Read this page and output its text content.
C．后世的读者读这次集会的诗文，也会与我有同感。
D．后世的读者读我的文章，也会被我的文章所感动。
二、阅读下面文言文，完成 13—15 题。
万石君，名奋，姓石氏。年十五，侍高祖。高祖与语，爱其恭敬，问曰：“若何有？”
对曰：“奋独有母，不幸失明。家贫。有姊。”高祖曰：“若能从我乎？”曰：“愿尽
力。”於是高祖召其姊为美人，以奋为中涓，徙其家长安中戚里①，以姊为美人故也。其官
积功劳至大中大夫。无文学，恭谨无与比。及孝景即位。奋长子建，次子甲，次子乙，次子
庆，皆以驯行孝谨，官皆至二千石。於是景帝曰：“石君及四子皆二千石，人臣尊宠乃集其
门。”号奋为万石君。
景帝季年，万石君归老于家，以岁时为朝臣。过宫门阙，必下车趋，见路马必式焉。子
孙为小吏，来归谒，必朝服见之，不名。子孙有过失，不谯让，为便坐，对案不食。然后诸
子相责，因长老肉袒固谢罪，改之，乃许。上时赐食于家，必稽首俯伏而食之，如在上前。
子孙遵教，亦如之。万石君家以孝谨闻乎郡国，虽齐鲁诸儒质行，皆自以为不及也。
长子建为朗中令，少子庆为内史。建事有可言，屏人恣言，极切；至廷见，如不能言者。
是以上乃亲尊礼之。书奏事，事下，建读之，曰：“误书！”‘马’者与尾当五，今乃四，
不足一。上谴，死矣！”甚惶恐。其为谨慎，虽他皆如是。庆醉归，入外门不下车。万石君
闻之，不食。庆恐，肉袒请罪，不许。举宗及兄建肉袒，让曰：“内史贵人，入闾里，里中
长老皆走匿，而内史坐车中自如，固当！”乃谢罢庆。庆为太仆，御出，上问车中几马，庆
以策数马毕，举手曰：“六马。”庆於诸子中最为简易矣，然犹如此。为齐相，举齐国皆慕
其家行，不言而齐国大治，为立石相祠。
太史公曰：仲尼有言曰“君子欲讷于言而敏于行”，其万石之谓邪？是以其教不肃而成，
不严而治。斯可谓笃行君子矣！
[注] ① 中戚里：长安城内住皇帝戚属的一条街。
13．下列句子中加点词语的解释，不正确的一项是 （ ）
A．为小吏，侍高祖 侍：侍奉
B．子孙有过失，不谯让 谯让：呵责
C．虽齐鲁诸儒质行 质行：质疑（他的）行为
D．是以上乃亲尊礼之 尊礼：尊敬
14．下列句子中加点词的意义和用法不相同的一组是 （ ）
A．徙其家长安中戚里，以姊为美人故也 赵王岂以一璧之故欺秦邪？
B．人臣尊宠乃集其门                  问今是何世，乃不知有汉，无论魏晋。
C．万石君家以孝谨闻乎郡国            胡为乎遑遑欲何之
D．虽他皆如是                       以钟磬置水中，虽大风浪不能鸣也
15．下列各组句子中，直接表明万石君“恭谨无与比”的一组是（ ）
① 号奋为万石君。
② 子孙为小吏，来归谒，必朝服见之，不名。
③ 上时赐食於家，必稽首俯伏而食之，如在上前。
• • • • • • •
PROBLEM DESCRIPTION
Repeat all of the records above exactly as written.

FULL OUTPUT
Read this page and output its text content.
C．后世的读者读这次集会的诗文，也会与我有同感。
D．后世的读者读我的文章，也会被我的文章所感动。
二、阅读下面文言文，完成 13—15 题。
万石君，名奋，姓石氏。年十五，侍高祖。高祖与语，爱其恭敬，问曰：“若何有？”
对曰：“奋独有母，不幸失明。家贫。有姊。”高祖曰：“若能从我乎？”曰：“愿尽
力。”於是高祖召其姊为美人，以奋为中涓，徙其家长安中戚里①，以姊为美人故也。其官
积功劳至大中大夫。无文学，恭谨无与比。及孝景即位。奋长子建，次子甲，次子乙，次子
庆，皆以驯行孝谨，官皆至二千石。於是景帝曰：“石君及四子皆二千石，人臣尊宠乃集其
门。”号奋为万石君。
景帝季年，万石君归老于家，以岁时为朝臣。过宫门阙，必下车趋，见路马必式焉。子
孙为小吏，来归谒，必朝服见之，不名。子孙有过失，不谯让，为便坐，对案不食。然后诸
子相责，因长老肉袒固谢罪，改之，乃许。上时赐食于家，必稽首俯伏而食之，如在上前。
子孙遵教，亦如之。万石君家以孝谨闻乎郡国，虽齐鲁诸儒质行，皆自以为不及也。
长子建为朗中令，少子庆为内史。建事有可言，屏人恣言，极切；至廷见，如不能言者。
是以上乃亲尊礼之。书奏事，事下，建读之，曰：“误书！”‘马’者与尾当五，今乃四，
不足一。上谴，死矣！”甚惶恐。其为谨慎，虽他皆如是。庆醉归，入外门不下车。万石君
闻之，不食。庆恐，肉袒请罪，不许。举宗及兄建肉袒，让曰：“内史贵人，入闾里，里中
长老皆走匿，而内史坐车中自如，固当！”乃谢罢庆。庆为太仆，御出，上问车中几马，庆
以策数马毕，举手曰：“六马。”庆於诸子中最为简易矣，然犹如此。为齐相，举齐国皆慕
其家行，不言而齐国大治，为立石相祠。
太史公曰：仲尼有言曰“君子欲讷于言而敏于行”，其万石之谓邪？是以其教不肃而成，
不严而治。斯可谓笃行君子矣！
[注] ① 中戚里：长安城内住皇帝戚属的一条街。
13．下列句子中加点词语的解释，不正确的一项是 （ ）
A．为小吏，侍高祖 侍：侍奉
B．子孙有过失，不谯让 谯让：呵责
C．虽齐鲁诸儒质行 质行：质疑（他的）行为
D．是以上乃亲尊礼之 尊礼：尊敬
14．下列句子中加点词的意义和用法不相同的一组是 （ ）
A．徙其家长安中戚里，以姊为美人故也 赵王岂以一璧之故欺秦邪？
B．人臣尊宠乃集其门                  问今是何世，乃不知有汉，无论魏晋。
C．万石君家以孝谨闻乎郡国            胡为乎遑遑欲何之
D．虽他皆如是                       以钟磬置水中，虽大风浪不能鸣也
15．下列各组句子中，直接表明万石君“恭谨无与比”的一组是（ ）
① 号奋为万石君。
② 子孙为小吏，来归谒，必朝服见之，不名。
③ 上时赐食於家，必稽首俯伏而食之，如在上前。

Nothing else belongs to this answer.